● **Provided material**
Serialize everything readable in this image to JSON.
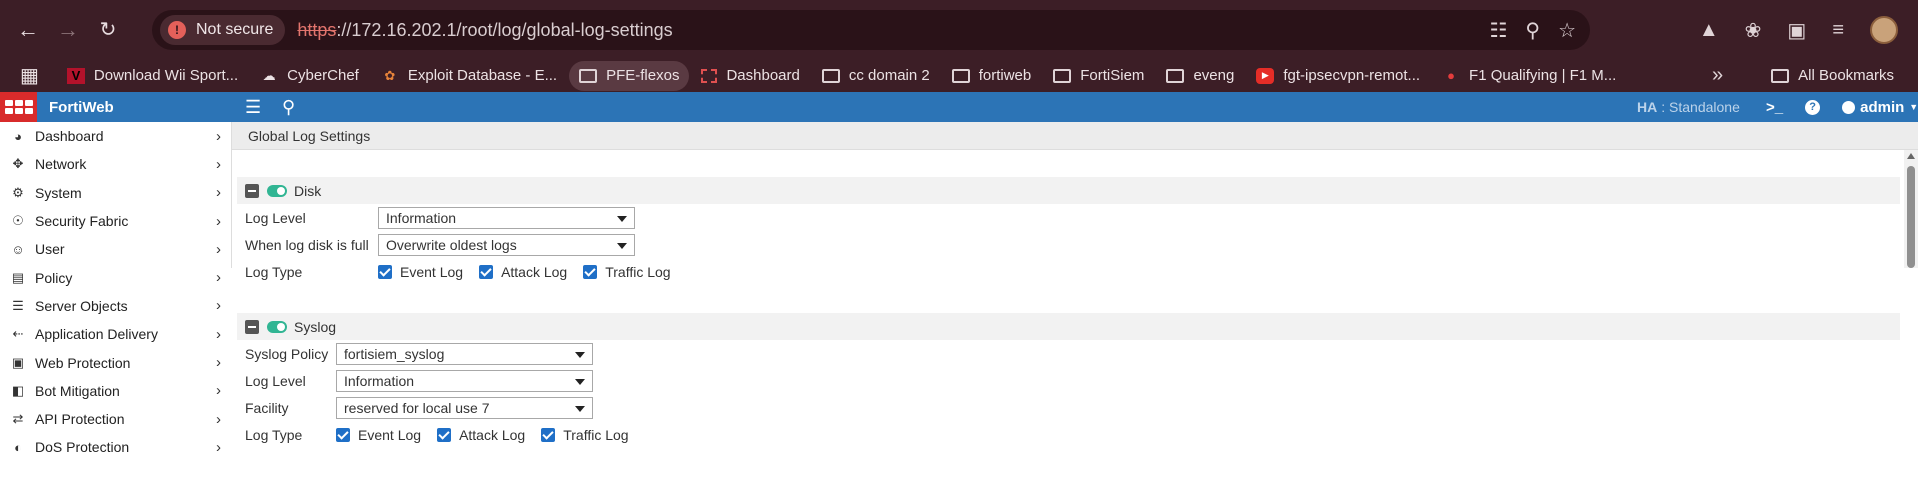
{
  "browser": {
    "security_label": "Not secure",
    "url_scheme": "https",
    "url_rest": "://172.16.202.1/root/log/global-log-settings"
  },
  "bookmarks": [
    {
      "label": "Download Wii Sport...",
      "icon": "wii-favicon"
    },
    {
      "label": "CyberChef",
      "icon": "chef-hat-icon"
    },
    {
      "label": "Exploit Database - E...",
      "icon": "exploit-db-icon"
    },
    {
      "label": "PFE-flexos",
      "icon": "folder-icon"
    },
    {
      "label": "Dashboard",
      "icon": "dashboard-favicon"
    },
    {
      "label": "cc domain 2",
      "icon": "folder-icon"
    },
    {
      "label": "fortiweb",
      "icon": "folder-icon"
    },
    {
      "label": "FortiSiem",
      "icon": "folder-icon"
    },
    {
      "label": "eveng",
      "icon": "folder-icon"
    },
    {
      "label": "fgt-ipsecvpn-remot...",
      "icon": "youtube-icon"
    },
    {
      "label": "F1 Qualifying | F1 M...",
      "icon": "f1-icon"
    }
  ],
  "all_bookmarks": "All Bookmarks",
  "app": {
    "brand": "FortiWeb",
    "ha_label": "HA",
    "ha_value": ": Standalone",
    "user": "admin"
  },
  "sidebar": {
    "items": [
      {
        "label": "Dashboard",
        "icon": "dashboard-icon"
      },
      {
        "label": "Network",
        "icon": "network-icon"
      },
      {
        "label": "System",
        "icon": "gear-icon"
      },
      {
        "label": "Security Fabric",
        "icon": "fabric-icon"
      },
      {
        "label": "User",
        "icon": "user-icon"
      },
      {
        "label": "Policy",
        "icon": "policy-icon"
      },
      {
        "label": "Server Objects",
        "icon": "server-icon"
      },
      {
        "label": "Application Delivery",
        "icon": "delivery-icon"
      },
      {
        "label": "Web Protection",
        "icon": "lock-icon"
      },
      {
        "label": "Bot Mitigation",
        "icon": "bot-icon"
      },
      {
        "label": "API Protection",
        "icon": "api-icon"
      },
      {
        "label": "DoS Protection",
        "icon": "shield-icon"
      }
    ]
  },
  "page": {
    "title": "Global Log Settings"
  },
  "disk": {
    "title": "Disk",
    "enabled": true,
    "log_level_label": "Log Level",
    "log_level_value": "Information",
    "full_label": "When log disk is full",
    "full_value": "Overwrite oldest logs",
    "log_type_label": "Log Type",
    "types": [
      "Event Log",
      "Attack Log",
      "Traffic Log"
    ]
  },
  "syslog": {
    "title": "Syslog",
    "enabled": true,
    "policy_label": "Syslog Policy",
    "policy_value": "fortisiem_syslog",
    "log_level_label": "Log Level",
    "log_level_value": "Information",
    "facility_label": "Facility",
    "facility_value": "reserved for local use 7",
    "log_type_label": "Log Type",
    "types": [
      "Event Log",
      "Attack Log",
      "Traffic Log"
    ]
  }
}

● **What is needed**
Give all the lines above again, character for character, without pictures.

● **Completed task**
Serialize everything readable in this image to JSON.
{
  "browser": {
    "security_label": "Not secure",
    "url_scheme": "https",
    "url_rest": "://172.16.202.1/root/log/global-log-settings"
  },
  "bookmarks": [
    {
      "label": "Download Wii Sport...",
      "icon": "wii-favicon"
    },
    {
      "label": "CyberChef",
      "icon": "chef-hat-icon"
    },
    {
      "label": "Exploit Database - E...",
      "icon": "exploit-db-icon"
    },
    {
      "label": "PFE-flexos",
      "icon": "folder-icon"
    },
    {
      "label": "Dashboard",
      "icon": "dashboard-favicon"
    },
    {
      "label": "cc domain 2",
      "icon": "folder-icon"
    },
    {
      "label": "fortiweb",
      "icon": "folder-icon"
    },
    {
      "label": "FortiSiem",
      "icon": "folder-icon"
    },
    {
      "label": "eveng",
      "icon": "folder-icon"
    },
    {
      "label": "fgt-ipsecvpn-remot...",
      "icon": "youtube-icon"
    },
    {
      "label": "F1 Qualifying | F1 M...",
      "icon": "f1-icon"
    }
  ],
  "all_bookmarks": "All Bookmarks",
  "app": {
    "brand": "FortiWeb",
    "ha_label": "HA",
    "ha_value": ": Standalone",
    "user": "admin"
  },
  "sidebar": {
    "items": [
      {
        "label": "Dashboard",
        "icon": "dashboard-icon"
      },
      {
        "label": "Network",
        "icon": "network-icon"
      },
      {
        "label": "System",
        "icon": "gear-icon"
      },
      {
        "label": "Security Fabric",
        "icon": "fabric-icon"
      },
      {
        "label": "User",
        "icon": "user-icon"
      },
      {
        "label": "Policy",
        "icon": "policy-icon"
      },
      {
        "label": "Server Objects",
        "icon": "server-icon"
      },
      {
        "label": "Application Delivery",
        "icon": "delivery-icon"
      },
      {
        "label": "Web Protection",
        "icon": "lock-icon"
      },
      {
        "label": "Bot Mitigation",
        "icon": "bot-icon"
      },
      {
        "label": "API Protection",
        "icon": "api-icon"
      },
      {
        "label": "DoS Protection",
        "icon": "shield-icon"
      }
    ]
  },
  "page": {
    "title": "Global Log Settings"
  },
  "disk": {
    "title": "Disk",
    "enabled": true,
    "log_level_label": "Log Level",
    "log_level_value": "Information",
    "full_label": "When log disk is full",
    "full_value": "Overwrite oldest logs",
    "log_type_label": "Log Type",
    "types": [
      "Event Log",
      "Attack Log",
      "Traffic Log"
    ]
  },
  "syslog": {
    "title": "Syslog",
    "enabled": true,
    "policy_label": "Syslog Policy",
    "policy_value": "fortisiem_syslog",
    "log_level_label": "Log Level",
    "log_level_value": "Information",
    "facility_label": "Facility",
    "facility_value": "reserved for local use 7",
    "log_type_label": "Log Type",
    "types": [
      "Event Log",
      "Attack Log",
      "Traffic Log"
    ]
  }
}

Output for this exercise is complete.